• _Your instructions_
Which lines in the material below contain the word "current"? Copy each of them.

• _The input_
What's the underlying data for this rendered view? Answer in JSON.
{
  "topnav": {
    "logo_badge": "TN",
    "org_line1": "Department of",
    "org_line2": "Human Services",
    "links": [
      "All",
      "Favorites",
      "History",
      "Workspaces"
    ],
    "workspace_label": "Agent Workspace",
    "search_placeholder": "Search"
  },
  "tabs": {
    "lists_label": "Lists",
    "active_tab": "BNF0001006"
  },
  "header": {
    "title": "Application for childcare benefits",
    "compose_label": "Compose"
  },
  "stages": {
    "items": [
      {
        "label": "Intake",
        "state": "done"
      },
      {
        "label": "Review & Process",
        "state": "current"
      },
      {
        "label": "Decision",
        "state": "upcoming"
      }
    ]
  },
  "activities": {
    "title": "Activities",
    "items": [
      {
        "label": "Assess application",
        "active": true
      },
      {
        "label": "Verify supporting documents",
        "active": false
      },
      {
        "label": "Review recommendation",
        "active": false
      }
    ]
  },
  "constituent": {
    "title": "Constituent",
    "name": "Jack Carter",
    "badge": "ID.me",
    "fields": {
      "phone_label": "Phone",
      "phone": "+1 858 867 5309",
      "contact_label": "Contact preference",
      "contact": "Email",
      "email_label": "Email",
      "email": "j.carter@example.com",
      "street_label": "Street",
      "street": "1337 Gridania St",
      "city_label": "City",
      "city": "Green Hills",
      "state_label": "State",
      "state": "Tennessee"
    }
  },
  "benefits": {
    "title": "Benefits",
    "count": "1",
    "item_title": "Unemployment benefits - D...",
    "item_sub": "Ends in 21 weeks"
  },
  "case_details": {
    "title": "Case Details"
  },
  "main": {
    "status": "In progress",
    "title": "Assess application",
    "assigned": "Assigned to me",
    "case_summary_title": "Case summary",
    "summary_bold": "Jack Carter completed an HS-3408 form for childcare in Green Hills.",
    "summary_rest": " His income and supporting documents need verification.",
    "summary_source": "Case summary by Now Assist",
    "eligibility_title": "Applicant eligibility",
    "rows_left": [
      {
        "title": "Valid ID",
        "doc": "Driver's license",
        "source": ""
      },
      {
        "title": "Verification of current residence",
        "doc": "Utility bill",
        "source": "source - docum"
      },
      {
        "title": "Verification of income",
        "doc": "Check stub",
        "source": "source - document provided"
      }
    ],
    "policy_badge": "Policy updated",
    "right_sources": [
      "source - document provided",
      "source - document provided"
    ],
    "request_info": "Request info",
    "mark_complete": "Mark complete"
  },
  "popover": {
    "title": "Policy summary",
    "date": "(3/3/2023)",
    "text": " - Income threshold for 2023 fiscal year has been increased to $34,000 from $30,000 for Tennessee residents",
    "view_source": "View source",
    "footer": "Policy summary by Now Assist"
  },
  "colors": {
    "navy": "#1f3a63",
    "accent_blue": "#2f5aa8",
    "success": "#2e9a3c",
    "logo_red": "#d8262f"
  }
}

• _Finished answer_
        "state": "current"
        "title": "Verification of current residence",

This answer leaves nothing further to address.